Task list:
**A)** According to the biographical notes, where did James Cunningham, 14th Earl of Glencairn, die?
**B)** Write out the passage of the biographical notes starting at "James Cunningham, 14th" and ending at "Earl of Glencairn.", substituting "supporters" for "patrons".

*** Opening Supplied text ***

James Cunningham, 14th Earl of Glencairn (1749-91): Born at Finlayston, he succeeded his father in 1775, his elder brother having died earlier. He was one of Burns’s foremost patrons. Burns wrote to Mrs. Dunlop, 22 March 1787, ‘The noble Earl of Glencairn, to whom I owe more than to any man of earth, does me the honor of giving me his strictures: his hints, with respect to impropriety or indelicacy, I follow implicitly’ (Letters I, 100). His death at Falmouth in 1791 prompted Burns’s ‘Lament for James, Earl of Glencairn’.

Elizabeth Cunningham (d.1804): younger sister of James, 14th Earl of Glencairn.

Lord Kilmaurs: another of the Cunningham titles; the title was retained after James had sold the Cunningham lands at Kilmaurs in 1786.

*** Closing Supplied text ***
*** Opening Data shown ***

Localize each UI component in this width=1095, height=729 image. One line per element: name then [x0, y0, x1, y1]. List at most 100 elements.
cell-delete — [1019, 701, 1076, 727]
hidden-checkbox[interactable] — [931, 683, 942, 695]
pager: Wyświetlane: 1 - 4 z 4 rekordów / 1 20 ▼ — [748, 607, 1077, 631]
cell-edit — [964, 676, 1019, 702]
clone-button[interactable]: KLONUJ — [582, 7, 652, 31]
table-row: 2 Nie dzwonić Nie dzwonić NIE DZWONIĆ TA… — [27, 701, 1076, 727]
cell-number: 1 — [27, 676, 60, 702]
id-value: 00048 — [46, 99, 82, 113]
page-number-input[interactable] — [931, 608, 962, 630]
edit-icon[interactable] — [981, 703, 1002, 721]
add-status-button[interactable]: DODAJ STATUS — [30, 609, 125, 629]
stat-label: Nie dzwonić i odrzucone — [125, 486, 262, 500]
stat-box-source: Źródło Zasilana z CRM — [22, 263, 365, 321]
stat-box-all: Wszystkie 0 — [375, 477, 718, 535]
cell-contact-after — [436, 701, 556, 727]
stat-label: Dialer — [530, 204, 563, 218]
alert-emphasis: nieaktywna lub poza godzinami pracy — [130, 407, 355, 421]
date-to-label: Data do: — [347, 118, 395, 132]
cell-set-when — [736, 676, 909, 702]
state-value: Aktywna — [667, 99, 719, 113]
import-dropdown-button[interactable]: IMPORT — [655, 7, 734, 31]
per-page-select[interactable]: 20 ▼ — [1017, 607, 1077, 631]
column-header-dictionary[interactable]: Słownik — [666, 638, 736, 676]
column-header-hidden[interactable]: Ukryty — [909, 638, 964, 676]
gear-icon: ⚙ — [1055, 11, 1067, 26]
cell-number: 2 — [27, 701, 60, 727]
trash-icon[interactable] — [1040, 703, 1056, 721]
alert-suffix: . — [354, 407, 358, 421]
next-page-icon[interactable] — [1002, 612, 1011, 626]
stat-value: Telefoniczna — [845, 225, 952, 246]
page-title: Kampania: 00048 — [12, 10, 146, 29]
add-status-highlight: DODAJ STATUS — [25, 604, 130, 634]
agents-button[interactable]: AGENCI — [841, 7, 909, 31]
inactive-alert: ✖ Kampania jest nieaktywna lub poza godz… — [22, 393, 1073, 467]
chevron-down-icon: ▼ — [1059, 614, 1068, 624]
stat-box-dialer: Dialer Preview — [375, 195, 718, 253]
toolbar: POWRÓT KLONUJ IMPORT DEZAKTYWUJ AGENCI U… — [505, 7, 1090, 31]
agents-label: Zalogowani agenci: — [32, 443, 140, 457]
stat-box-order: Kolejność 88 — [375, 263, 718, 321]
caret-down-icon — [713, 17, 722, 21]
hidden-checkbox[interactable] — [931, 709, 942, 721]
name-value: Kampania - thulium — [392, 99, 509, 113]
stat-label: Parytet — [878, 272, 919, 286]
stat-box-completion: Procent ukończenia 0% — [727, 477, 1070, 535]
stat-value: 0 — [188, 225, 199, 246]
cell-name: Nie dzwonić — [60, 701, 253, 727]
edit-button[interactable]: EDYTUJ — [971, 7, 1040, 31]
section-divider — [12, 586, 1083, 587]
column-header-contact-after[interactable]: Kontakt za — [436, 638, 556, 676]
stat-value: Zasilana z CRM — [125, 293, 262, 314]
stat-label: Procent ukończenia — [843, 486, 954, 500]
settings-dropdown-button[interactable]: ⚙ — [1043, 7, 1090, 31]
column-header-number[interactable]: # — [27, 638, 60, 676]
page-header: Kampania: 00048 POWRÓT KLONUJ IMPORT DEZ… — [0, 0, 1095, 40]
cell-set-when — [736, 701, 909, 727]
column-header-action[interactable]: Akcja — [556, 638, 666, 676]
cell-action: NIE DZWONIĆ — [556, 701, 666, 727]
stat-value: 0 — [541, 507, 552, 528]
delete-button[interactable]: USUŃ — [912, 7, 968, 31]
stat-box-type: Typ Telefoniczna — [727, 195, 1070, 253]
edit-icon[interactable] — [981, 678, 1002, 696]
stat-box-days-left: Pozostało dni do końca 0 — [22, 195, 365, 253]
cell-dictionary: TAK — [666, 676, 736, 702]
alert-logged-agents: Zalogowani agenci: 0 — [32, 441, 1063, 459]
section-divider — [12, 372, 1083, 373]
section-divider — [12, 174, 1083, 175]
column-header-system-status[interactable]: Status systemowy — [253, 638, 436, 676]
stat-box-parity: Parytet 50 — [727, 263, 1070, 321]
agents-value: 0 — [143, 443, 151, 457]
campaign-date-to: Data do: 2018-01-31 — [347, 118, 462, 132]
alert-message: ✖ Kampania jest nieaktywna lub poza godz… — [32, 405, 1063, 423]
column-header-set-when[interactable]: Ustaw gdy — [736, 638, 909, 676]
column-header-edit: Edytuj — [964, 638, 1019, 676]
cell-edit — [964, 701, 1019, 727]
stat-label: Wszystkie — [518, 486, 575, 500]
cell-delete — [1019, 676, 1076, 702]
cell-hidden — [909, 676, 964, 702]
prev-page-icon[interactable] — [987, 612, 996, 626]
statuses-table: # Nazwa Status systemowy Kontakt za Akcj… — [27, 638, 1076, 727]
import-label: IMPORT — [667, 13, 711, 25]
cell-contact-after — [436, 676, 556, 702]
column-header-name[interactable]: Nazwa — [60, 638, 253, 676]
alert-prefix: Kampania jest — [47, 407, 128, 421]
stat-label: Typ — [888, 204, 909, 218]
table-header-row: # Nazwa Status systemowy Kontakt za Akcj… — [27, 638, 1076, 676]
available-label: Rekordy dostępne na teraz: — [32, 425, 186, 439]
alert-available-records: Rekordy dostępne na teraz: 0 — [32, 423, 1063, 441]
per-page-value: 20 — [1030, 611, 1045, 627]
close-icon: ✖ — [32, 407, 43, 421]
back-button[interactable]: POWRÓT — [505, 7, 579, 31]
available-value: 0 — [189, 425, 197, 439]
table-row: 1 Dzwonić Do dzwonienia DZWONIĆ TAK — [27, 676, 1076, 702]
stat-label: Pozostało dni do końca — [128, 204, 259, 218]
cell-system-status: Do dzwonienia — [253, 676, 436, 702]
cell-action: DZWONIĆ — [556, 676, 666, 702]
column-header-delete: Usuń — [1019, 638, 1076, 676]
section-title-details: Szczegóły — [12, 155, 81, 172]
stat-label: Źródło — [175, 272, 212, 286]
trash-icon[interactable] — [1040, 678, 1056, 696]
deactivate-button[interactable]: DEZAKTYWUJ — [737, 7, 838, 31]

*** Closing Data shown ***

Expected results:
**A)** He died at Falmouth, in 1791.

**B)**
James Cunningham, 14th Earl of Glencairn (1749-91): Born at Finlayston, he succeeded his father in 1775, his elder brother having died earlier. He was one of Burns’s foremost supporters. Burns wrote to Mrs. Dunlop, 22 March 1787, ‘The noble Earl of Glencairn, to whom I owe more than to any man of earth, does me the honor of giving me his strictures: his hints, with respect to impropriety or indelicacy, I follow implicitly’ (Letters I, 100). His death at Falmouth in 1791 prompted Burns’s ‘Lament for James, Earl of Glencairn’.

Elizabeth Cunningham (d.1804): younger sister of James, 14th Earl of Glencairn.